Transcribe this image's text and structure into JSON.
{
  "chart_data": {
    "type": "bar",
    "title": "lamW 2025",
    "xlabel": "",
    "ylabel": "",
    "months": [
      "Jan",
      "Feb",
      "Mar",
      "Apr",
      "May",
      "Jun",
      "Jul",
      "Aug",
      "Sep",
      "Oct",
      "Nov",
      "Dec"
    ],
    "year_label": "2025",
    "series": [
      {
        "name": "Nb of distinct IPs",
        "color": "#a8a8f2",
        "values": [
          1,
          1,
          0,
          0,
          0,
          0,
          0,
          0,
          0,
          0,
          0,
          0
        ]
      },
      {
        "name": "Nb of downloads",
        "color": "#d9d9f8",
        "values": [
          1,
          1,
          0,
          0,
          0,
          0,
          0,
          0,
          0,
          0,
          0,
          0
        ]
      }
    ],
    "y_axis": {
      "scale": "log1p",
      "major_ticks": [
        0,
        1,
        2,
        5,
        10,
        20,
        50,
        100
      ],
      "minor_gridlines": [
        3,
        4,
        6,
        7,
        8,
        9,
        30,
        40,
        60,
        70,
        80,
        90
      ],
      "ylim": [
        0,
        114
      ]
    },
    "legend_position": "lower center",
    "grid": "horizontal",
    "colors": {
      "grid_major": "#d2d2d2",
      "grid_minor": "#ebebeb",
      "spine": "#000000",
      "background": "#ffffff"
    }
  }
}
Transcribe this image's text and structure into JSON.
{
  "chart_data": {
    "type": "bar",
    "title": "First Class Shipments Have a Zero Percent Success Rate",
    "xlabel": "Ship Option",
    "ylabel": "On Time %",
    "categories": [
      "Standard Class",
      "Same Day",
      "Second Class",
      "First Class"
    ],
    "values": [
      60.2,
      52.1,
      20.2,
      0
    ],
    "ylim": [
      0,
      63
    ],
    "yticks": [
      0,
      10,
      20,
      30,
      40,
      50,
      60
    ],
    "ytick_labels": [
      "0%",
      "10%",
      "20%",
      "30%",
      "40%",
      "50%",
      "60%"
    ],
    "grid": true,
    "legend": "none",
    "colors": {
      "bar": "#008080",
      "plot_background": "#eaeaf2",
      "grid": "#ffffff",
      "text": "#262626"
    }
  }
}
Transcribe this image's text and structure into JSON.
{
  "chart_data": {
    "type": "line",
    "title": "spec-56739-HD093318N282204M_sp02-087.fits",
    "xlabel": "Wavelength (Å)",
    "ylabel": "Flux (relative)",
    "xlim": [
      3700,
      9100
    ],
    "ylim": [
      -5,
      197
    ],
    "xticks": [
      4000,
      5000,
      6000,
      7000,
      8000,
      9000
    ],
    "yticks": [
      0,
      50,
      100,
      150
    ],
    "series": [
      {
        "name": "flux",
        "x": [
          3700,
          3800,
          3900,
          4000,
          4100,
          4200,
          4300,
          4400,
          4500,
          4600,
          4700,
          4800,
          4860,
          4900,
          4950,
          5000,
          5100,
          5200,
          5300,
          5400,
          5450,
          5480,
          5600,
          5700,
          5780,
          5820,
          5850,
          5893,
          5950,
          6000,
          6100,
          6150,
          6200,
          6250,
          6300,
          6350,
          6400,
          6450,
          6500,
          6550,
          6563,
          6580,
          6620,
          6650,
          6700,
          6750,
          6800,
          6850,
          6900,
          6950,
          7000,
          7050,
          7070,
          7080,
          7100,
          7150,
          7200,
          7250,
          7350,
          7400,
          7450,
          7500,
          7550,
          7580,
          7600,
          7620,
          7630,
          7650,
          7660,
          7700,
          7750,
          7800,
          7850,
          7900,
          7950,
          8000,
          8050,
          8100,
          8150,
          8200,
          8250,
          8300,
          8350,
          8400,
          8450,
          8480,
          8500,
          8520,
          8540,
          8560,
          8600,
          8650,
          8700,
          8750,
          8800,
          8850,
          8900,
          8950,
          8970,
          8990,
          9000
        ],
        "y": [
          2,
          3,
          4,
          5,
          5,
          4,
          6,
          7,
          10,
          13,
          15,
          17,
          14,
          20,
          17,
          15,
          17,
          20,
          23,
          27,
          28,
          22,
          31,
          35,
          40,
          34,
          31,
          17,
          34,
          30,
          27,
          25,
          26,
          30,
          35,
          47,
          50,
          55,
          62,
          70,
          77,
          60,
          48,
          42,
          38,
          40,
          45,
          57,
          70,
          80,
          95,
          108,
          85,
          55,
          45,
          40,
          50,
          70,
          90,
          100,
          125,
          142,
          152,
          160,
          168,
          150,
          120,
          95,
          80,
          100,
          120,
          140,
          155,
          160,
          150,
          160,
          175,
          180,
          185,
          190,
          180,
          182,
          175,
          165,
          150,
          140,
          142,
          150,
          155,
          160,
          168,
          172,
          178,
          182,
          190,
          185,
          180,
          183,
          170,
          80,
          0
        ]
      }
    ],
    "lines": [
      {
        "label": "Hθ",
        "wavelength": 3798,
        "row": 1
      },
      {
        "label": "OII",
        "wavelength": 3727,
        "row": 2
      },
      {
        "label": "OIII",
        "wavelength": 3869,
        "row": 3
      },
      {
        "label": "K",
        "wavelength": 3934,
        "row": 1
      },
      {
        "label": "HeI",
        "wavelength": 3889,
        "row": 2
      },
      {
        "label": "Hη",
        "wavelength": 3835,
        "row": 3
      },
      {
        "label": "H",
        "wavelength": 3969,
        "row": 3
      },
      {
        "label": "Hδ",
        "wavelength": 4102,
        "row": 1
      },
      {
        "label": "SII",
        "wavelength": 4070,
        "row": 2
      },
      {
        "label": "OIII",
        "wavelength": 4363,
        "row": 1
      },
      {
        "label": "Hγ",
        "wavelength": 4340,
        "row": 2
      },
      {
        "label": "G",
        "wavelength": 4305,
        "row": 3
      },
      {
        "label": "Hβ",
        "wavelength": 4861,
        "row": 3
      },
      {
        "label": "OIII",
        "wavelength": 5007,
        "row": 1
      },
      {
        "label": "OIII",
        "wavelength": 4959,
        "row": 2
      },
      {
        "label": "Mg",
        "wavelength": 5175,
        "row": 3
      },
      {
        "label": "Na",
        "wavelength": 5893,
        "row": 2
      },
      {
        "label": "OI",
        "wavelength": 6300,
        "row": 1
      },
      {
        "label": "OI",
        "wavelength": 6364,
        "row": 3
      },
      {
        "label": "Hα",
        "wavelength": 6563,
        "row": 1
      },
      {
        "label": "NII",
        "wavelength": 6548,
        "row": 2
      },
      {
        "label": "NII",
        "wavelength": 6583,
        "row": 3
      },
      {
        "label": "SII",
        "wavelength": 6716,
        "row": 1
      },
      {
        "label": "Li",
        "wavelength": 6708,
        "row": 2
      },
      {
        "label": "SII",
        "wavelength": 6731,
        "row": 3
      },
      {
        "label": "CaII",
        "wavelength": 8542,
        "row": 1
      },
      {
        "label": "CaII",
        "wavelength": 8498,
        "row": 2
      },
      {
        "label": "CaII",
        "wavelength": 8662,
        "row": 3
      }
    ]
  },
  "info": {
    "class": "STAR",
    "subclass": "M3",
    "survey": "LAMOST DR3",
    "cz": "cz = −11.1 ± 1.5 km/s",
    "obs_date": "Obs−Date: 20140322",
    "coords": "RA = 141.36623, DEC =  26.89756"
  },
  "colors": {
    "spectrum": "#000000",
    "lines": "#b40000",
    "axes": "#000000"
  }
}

-- WHAT NEEDS TO BE DONE --
Reproduce each entry exactly, leaving out nothing.

-- FULL RESPONSE --
Transcribe this image's text and structure into JSON.
{
  "chart_data": {
    "type": "bar",
    "title": "lamW 2025",
    "xlabel": "",
    "ylabel": "",
    "months": [
      "Jan",
      "Feb",
      "Mar",
      "Apr",
      "May",
      "Jun",
      "Jul",
      "Aug",
      "Sep",
      "Oct",
      "Nov",
      "Dec"
    ],
    "year_label": "2025",
    "series": [
      {
        "name": "Nb of distinct IPs",
        "color": "#a8a8f2",
        "values": [
          1,
          1,
          0,
          0,
          0,
          0,
          0,
          0,
          0,
          0,
          0,
          0
        ]
      },
      {
        "name": "Nb of downloads",
        "color": "#d9d9f8",
        "values": [
          1,
          1,
          0,
          0,
          0,
          0,
          0,
          0,
          0,
          0,
          0,
          0
        ]
      }
    ],
    "y_axis": {
      "scale": "log1p",
      "major_ticks": [
        0,
        1,
        2,
        5,
        10,
        20,
        50,
        100
      ],
      "minor_gridlines": [
        3,
        4,
        6,
        7,
        8,
        9,
        30,
        40,
        60,
        70,
        80,
        90
      ],
      "ylim": [
        0,
        114
      ]
    },
    "legend_position": "lower center",
    "grid": "horizontal",
    "colors": {
      "grid_major": "#d2d2d2",
      "grid_minor": "#ebebeb",
      "spine": "#000000",
      "background": "#ffffff"
    }
  }
}
Transcribe this image's text and structure into JSON.
{
  "chart_data": {
    "type": "bar",
    "title": "First Class Shipments Have a Zero Percent Success Rate",
    "xlabel": "Ship Option",
    "ylabel": "On Time %",
    "categories": [
      "Standard Class",
      "Same Day",
      "Second Class",
      "First Class"
    ],
    "values": [
      60.2,
      52.1,
      20.2,
      0
    ],
    "ylim": [
      0,
      63
    ],
    "yticks": [
      0,
      10,
      20,
      30,
      40,
      50,
      60
    ],
    "ytick_labels": [
      "0%",
      "10%",
      "20%",
      "30%",
      "40%",
      "50%",
      "60%"
    ],
    "grid": true,
    "legend": "none",
    "colors": {
      "bar": "#008080",
      "plot_background": "#eaeaf2",
      "grid": "#ffffff",
      "text": "#262626"
    }
  }
}
Transcribe this image's text and structure into JSON.
{
  "chart_data": {
    "type": "line",
    "title": "spec-56739-HD093318N282204M_sp02-087.fits",
    "xlabel": "Wavelength (Å)",
    "ylabel": "Flux (relative)",
    "xlim": [
      3700,
      9100
    ],
    "ylim": [
      -5,
      197
    ],
    "xticks": [
      4000,
      5000,
      6000,
      7000,
      8000,
      9000
    ],
    "yticks": [
      0,
      50,
      100,
      150
    ],
    "series": [
      {
        "name": "flux",
        "x": [
          3700,
          3800,
          3900,
          4000,
          4100,
          4200,
          4300,
          4400,
          4500,
          4600,
          4700,
          4800,
          4860,
          4900,
          4950,
          5000,
          5100,
          5200,
          5300,
          5400,
          5450,
          5480,
          5600,
          5700,
          5780,
          5820,
          5850,
          5893,
          5950,
          6000,
          6100,
          6150,
          6200,
          6250,
          6300,
          6350,
          6400,
          6450,
          6500,
          6550,
          6563,
          6580,
          6620,
          6650,
          6700,
          6750,
          6800,
          6850,
          6900,
          6950,
          7000,
          7050,
          7070,
          7080,
          7100,
          7150,
          7200,
          7250,
          7350,
          7400,
          7450,
          7500,
          7550,
          7580,
          7600,
          7620,
          7630,
          7650,
          7660,
          7700,
          7750,
          7800,
          7850,
          7900,
          7950,
          8000,
          8050,
          8100,
          8150,
          8200,
          8250,
          8300,
          8350,
          8400,
          8450,
          8480,
          8500,
          8520,
          8540,
          8560,
          8600,
          8650,
          8700,
          8750,
          8800,
          8850,
          8900,
          8950,
          8970,
          8990,
          9000
        ],
        "y": [
          2,
          3,
          4,
          5,
          5,
          4,
          6,
          7,
          10,
          13,
          15,
          17,
          14,
          20,
          17,
          15,
          17,
          20,
          23,
          27,
          28,
          22,
          31,
          35,
          40,
          34,
          31,
          17,
          34,
          30,
          27,
          25,
          26,
          30,
          35,
          47,
          50,
          55,
          62,
          70,
          77,
          60,
          48,
          42,
          38,
          40,
          45,
          57,
          70,
          80,
          95,
          108,
          85,
          55,
          45,
          40,
          50,
          70,
          90,
          100,
          125,
          142,
          152,
          160,
          168,
          150,
          120,
          95,
          80,
          100,
          120,
          140,
          155,
          160,
          150,
          160,
          175,
          180,
          185,
          190,
          180,
          182,
          175,
          165,
          150,
          140,
          142,
          150,
          155,
          160,
          168,
          172,
          178,
          182,
          190,
          185,
          180,
          183,
          170,
          80,
          0
        ]
      }
    ],
    "lines": [
      {
        "label": "Hθ",
        "wavelength": 3798,
        "row": 1
      },
      {
        "label": "OII",
        "wavelength": 3727,
        "row": 2
      },
      {
        "label": "OIII",
        "wavelength": 3869,
        "row": 3
      },
      {
        "label": "K",
        "wavelength": 3934,
        "row": 1
      },
      {
        "label": "HeI",
        "wavelength": 3889,
        "row": 2
      },
      {
        "label": "Hη",
        "wavelength": 3835,
        "row": 3
      },
      {
        "label": "H",
        "wavelength": 3969,
        "row": 3
      },
      {
        "label": "Hδ",
        "wavelength": 4102,
        "row": 1
      },
      {
        "label": "SII",
        "wavelength": 4070,
        "row": 2
      },
      {
        "label": "OIII",
        "wavelength": 4363,
        "row": 1
      },
      {
        "label": "Hγ",
        "wavelength": 4340,
        "row": 2
      },
      {
        "label": "G",
        "wavelength": 4305,
        "row": 3
      },
      {
        "label": "Hβ",
        "wavelength": 4861,
        "row": 3
      },
      {
        "label": "OIII",
        "wavelength": 5007,
        "row": 1
      },
      {
        "label": "OIII",
        "wavelength": 4959,
        "row": 2
      },
      {
        "label": "Mg",
        "wavelength": 5175,
        "row": 3
      },
      {
        "label": "Na",
        "wavelength": 5893,
        "row": 2
      },
      {
        "label": "OI",
        "wavelength": 6300,
        "row": 1
      },
      {
        "label": "OI",
        "wavelength": 6364,
        "row": 3
      },
      {
        "label": "Hα",
        "wavelength": 6563,
        "row": 1
      },
      {
        "label": "NII",
        "wavelength": 6548,
        "row": 2
      },
      {
        "label": "NII",
        "wavelength": 6583,
        "row": 3
      },
      {
        "label": "SII",
        "wavelength": 6716,
        "row": 1
      },
      {
        "label": "Li",
        "wavelength": 6708,
        "row": 2
      },
      {
        "label": "SII",
        "wavelength": 6731,
        "row": 3
      },
      {
        "label": "CaII",
        "wavelength": 8542,
        "row": 1
      },
      {
        "label": "CaII",
        "wavelength": 8498,
        "row": 2
      },
      {
        "label": "CaII",
        "wavelength": 8662,
        "row": 3
      }
    ]
  },
  "info": {
    "class": "STAR",
    "subclass": "M3",
    "survey": "LAMOST DR3",
    "cz": "cz = −11.1 ± 1.5 km/s",
    "obs_date": "Obs−Date: 20140322",
    "coords": "RA = 141.36623, DEC =  26.89756"
  },
  "colors": {
    "spectrum": "#000000",
    "lines": "#b40000",
    "axes": "#000000"
  }
}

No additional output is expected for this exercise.